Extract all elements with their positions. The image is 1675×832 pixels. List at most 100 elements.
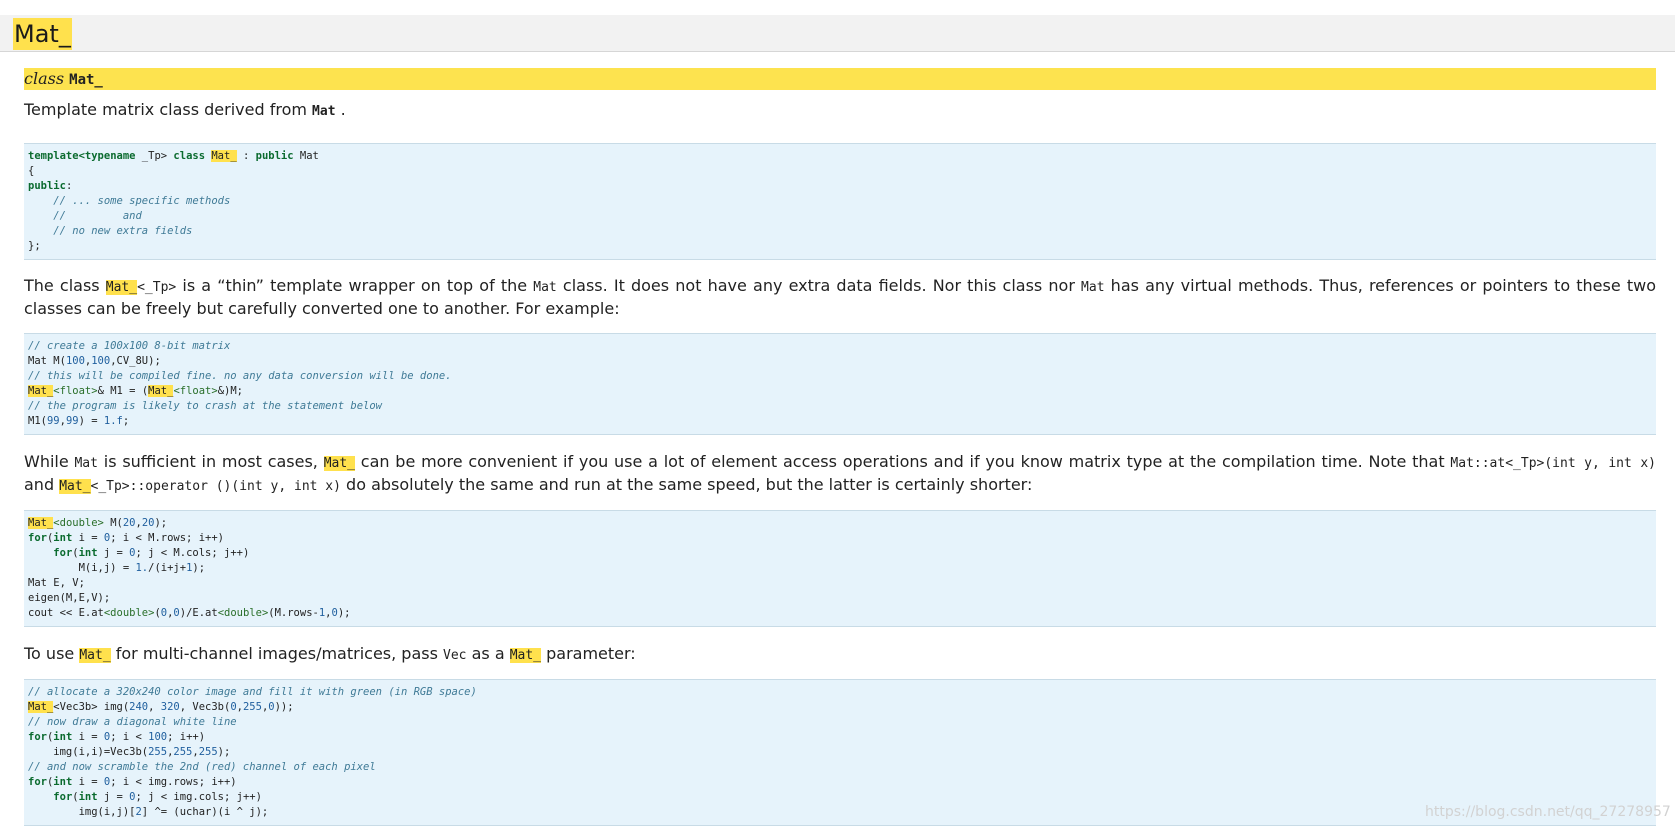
code-line: // now draw a diagonal white line: [28, 715, 1652, 730]
code-token: )/E.at: [179, 607, 218, 619]
inline-code: Mat_: [105, 280, 138, 295]
text-span: While: [24, 452, 75, 471]
inline-code: Vec: [443, 648, 467, 663]
code-token: Mat M(: [28, 355, 66, 367]
code-token: typename: [84, 150, 136, 162]
code-token: :: [236, 150, 256, 162]
code-token: public: [255, 150, 294, 162]
inline-code: Mat::at<_Tp>(int y, int x): [1450, 456, 1657, 471]
code-token: j =: [97, 791, 130, 803]
class-keyword: class: [24, 69, 65, 88]
code-line: for(int j = 0; j < M.cols; j++): [28, 546, 1652, 561]
code-line: for(int i = 0; i < 100; i++): [28, 730, 1652, 745]
inline-code: <_Tp>::operator ()(int y, int x): [90, 479, 341, 494]
code-token: ; i <: [110, 731, 149, 743]
code-token: eigen(M,E,V);: [28, 592, 111, 604]
code-line: M(i,j) = 1./(i+j+1);: [28, 561, 1652, 576]
code-token: for: [53, 791, 73, 803]
code-line: M1(99,99) = 1.f;: [28, 414, 1652, 429]
title-bar: [0, 15, 1675, 52]
code-token: :: [65, 180, 73, 192]
code-token: i =: [72, 532, 104, 544]
code-token: int: [53, 776, 73, 788]
code-token: ; j < img.cols; j++): [135, 791, 262, 803]
code-token: // now draw a diagonal white line: [28, 716, 237, 728]
code-token: template<: [28, 150, 85, 162]
code-line: public:: [28, 179, 1652, 194]
code-token: );: [337, 607, 351, 619]
code-token: 255: [198, 746, 218, 758]
code-token: i =: [72, 776, 104, 788]
code-token: <float>: [53, 385, 98, 397]
code-token: _Tp>: [135, 150, 174, 162]
text-span: class. It does not have any extra data f…: [556, 276, 1082, 295]
intro-code: Mat: [312, 104, 336, 119]
inline-code: <_Tp>: [137, 280, 177, 295]
code-token: int: [78, 547, 98, 559]
code-token: 20: [141, 517, 155, 529]
page-title: Mat_: [13, 18, 72, 50]
multichannel-paragraph: To use Mat_ for multi-channel images/mat…: [24, 643, 1656, 666]
code-token: ] ^= (uchar)(i ^ j);: [141, 806, 269, 818]
inline-code: Mat: [1081, 280, 1105, 295]
text-span: The class: [24, 276, 106, 295]
code-line: // this will be compiled fine. no any da…: [28, 369, 1652, 384]
code-token: // the program is likely to crash at the…: [28, 400, 383, 412]
code-block-cast-example: // create a 100x100 8-bit matrix Mat M(10…: [24, 333, 1656, 435]
code-token: ;: [122, 415, 130, 427]
code-token: int: [78, 791, 98, 803]
convenience-paragraph: While Mat is sufficient in most cases, M…: [24, 451, 1656, 497]
code-token: ));: [274, 701, 294, 713]
code-token: ; i < img.rows; i++): [110, 776, 237, 788]
text-span: as a: [466, 644, 510, 663]
code-token: img(i,i)=Vec3b(: [28, 746, 149, 758]
code-token: 255: [242, 701, 262, 713]
code-token: ; i < M.rows; i++): [110, 532, 224, 544]
code-line: // and: [28, 209, 1652, 224]
code-line: for(int i = 0; i < img.rows; i++): [28, 775, 1652, 790]
code-line: Mat E, V;: [28, 576, 1652, 591]
code-token: M(: [103, 517, 123, 529]
code-token: <Vec3b> img(: [53, 701, 130, 713]
text-span: To use: [24, 644, 80, 663]
code-token: 20: [122, 517, 136, 529]
code-token: Mat_: [148, 385, 174, 397]
intro-paragraph: Template matrix class derived from Mat .: [24, 99, 1656, 122]
code-line: img(i,j)[2] ^= (uchar)(i ^ j);: [28, 805, 1652, 820]
code-line: Mat M(100,100,CV_8U);: [28, 354, 1652, 369]
code-token: // this will be compiled fine. no any da…: [28, 370, 452, 382]
code-token: Mat_: [28, 701, 54, 713]
code-block-eigen-example: Mat_<double> M(20,20); for(int i = 0; i <…: [24, 510, 1656, 627]
code-token: );: [217, 746, 231, 758]
code-line: for(int j = 0; j < img.cols; j++): [28, 790, 1652, 805]
code-token: 100: [148, 731, 168, 743]
thin-wrapper-paragraph: The class Mat_<_Tp> is a “thin” template…: [24, 275, 1656, 319]
inline-code: Mat_: [509, 648, 542, 663]
code-token: 99: [46, 415, 60, 427]
code-token: <double>: [217, 607, 269, 619]
code-line: };: [28, 239, 1652, 254]
code-token: i =: [72, 731, 104, 743]
code-line: for(int i = 0; i < M.rows; i++): [28, 531, 1652, 546]
code-token: 99: [65, 415, 79, 427]
text-span: and: [24, 475, 60, 494]
code-block-class-def: template<typename _Tp> class Mat_ : publ…: [24, 143, 1656, 260]
code-token: int: [53, 731, 73, 743]
code-token: for: [28, 731, 47, 743]
code-line: {: [28, 164, 1652, 179]
text-span: for multi-channel images/matrices, pass: [110, 644, 444, 663]
code-token: );: [154, 517, 168, 529]
code-token: j =: [97, 547, 130, 559]
code-token: for: [28, 776, 47, 788]
code-line: img(i,i)=Vec3b(255,255,255);: [28, 745, 1652, 760]
code-token: M(i,j) =: [28, 562, 136, 574]
code-token: /(i+j+: [148, 562, 187, 574]
watermark: https://blog.csdn.net/qq_27278957: [1425, 804, 1671, 820]
code-token: <double>: [53, 517, 104, 529]
code-token: };: [28, 240, 41, 252]
text-span: parameter:: [541, 644, 636, 663]
code-line: // and now scramble the 2nd (red) channe…: [28, 760, 1652, 775]
inline-code: Mat_: [59, 479, 91, 494]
# # # #
DIRECTIONS FOR THIS TASK –
Reproduce the listing above line for line, without any change, and omit the picture.

TASK OUTPUT –
Extract all elements with their positions. The image is 1675×832 pixels. List at most 100 elements.
code-line: // now draw a diagonal white line: [28, 715, 1652, 730]
code-token: )/E.at: [179, 607, 218, 619]
inline-code: Mat_: [105, 280, 138, 295]
text-span: While: [24, 452, 75, 471]
inline-code: Vec: [443, 648, 467, 663]
code-token: Mat M(: [28, 355, 66, 367]
code-token: typename: [84, 150, 136, 162]
code-token: :: [236, 150, 256, 162]
code-token: public: [255, 150, 294, 162]
inline-code: Mat::at<_Tp>(int y, int x): [1450, 456, 1657, 471]
code-token: j =: [97, 791, 130, 803]
class-keyword: class: [24, 69, 65, 88]
code-line: for(int j = 0; j < M.cols; j++): [28, 546, 1652, 561]
code-line: for(int i = 0; i < 100; i++): [28, 730, 1652, 745]
inline-code: <_Tp>::operator ()(int y, int x): [90, 479, 341, 494]
code-token: ; i <: [110, 731, 149, 743]
code-token: eigen(M,E,V);: [28, 592, 111, 604]
code-line: M(i,j) = 1./(i+j+1);: [28, 561, 1652, 576]
code-token: for: [53, 791, 73, 803]
code-line: M1(99,99) = 1.f;: [28, 414, 1652, 429]
title-bar: [0, 15, 1675, 52]
code-token: :: [65, 180, 73, 192]
code-token: i =: [72, 532, 104, 544]
code-token: int: [53, 776, 73, 788]
code-token: ; j < img.cols; j++): [135, 791, 262, 803]
code-token: // now draw a diagonal white line: [28, 716, 237, 728]
code-token: template<: [28, 150, 85, 162]
code-line: public:: [28, 179, 1652, 194]
code-token: );: [337, 607, 351, 619]
code-token: 255: [198, 746, 218, 758]
code-token: i =: [72, 776, 104, 788]
code-token: <float>: [53, 385, 98, 397]
code-token: _Tp>: [135, 150, 174, 162]
text-span: class. It does not have any extra data f…: [556, 276, 1082, 295]
intro-code: Mat: [312, 104, 336, 119]
inline-code: <_Tp>: [137, 280, 177, 295]
code-token: int: [78, 547, 98, 559]
code-token: 20: [141, 517, 155, 529]
page-title: Mat_: [13, 18, 72, 50]
multichannel-paragraph: To use Mat_ for multi-channel images/mat…: [24, 643, 1656, 666]
code-token: ] ^= (uchar)(i ^ j);: [141, 806, 269, 818]
inline-code: Mat: [1081, 280, 1105, 295]
text-span: The class: [24, 276, 106, 295]
code-line: // this will be compiled fine. no any da…: [28, 369, 1652, 384]
code-token: // the program is likely to crash at the…: [28, 400, 383, 412]
code-block-cast-example: // create a 100x100 8-bit matrix Mat M(10…: [24, 333, 1656, 435]
code-token: ;: [122, 415, 130, 427]
code-token: int: [78, 791, 98, 803]
convenience-paragraph: While Mat is sufficient in most cases, M…: [24, 451, 1656, 497]
code-token: ));: [274, 701, 294, 713]
code-token: ; i < img.rows; i++): [110, 776, 237, 788]
text-span: as a: [466, 644, 510, 663]
code-token: img(i,i)=Vec3b(: [28, 746, 149, 758]
code-token: 255: [242, 701, 262, 713]
code-token: ; i < M.rows; i++): [110, 532, 224, 544]
code-line: // and: [28, 209, 1652, 224]
code-line: for(int i = 0; i < img.rows; i++): [28, 775, 1652, 790]
code-line: Mat E, V;: [28, 576, 1652, 591]
code-token: M(: [103, 517, 123, 529]
code-token: <Vec3b> img(: [53, 701, 130, 713]
text-span: To use: [24, 644, 80, 663]
code-token: 20: [122, 517, 136, 529]
code-token: Mat_: [148, 385, 174, 397]
intro-paragraph: Template matrix class derived from Mat .: [24, 99, 1656, 122]
code-line: img(i,j)[2] ^= (uchar)(i ^ j);: [28, 805, 1652, 820]
code-line: Mat M(100,100,CV_8U);: [28, 354, 1652, 369]
code-token: // this will be compiled fine. no any da…: [28, 370, 452, 382]
code-token: Mat_: [28, 701, 54, 713]
code-block-eigen-example: Mat_<double> M(20,20); for(int i = 0; i <…: [24, 510, 1656, 627]
code-token: );: [217, 746, 231, 758]
code-line: for(int j = 0; j < img.cols; j++): [28, 790, 1652, 805]
code-token: 100: [148, 731, 168, 743]
thin-wrapper-paragraph: The class Mat_<_Tp> is a “thin” template…: [24, 275, 1656, 319]
inline-code: Mat_: [509, 648, 542, 663]
code-token: 99: [46, 415, 60, 427]
code-token: <double>: [217, 607, 269, 619]
code-line: };: [28, 239, 1652, 254]
code-token: i =: [72, 731, 104, 743]
code-line: for(int i = 0; i < M.rows; i++): [28, 531, 1652, 546]
code-token: 99: [65, 415, 79, 427]
text-span: and: [24, 475, 60, 494]
code-block-class-def: template<typename _Tp> class Mat_ : publ…: [24, 143, 1656, 260]
code-token: int: [53, 731, 73, 743]
code-token: for: [28, 731, 47, 743]
code-line: {: [28, 164, 1652, 179]
text-span: for multi-channel images/matrices, pass: [110, 644, 444, 663]
code-token: );: [154, 517, 168, 529]
code-token: j =: [97, 547, 130, 559]
code-token: for: [28, 776, 47, 788]
code-line: img(i,i)=Vec3b(255,255,255);: [28, 745, 1652, 760]
code-token: M(i,j) =: [28, 562, 136, 574]
code-token: /(i+j+: [148, 562, 187, 574]
watermark: https://blog.csdn.net/qq_27278957: [1425, 804, 1671, 820]
code-token: <double>: [53, 517, 104, 529]
code-token: };: [28, 240, 41, 252]
text-span: parameter:: [541, 644, 636, 663]
code-line: // and now scramble the 2nd (red) channe…: [28, 760, 1652, 775]
inline-code: Mat_: [59, 479, 91, 494]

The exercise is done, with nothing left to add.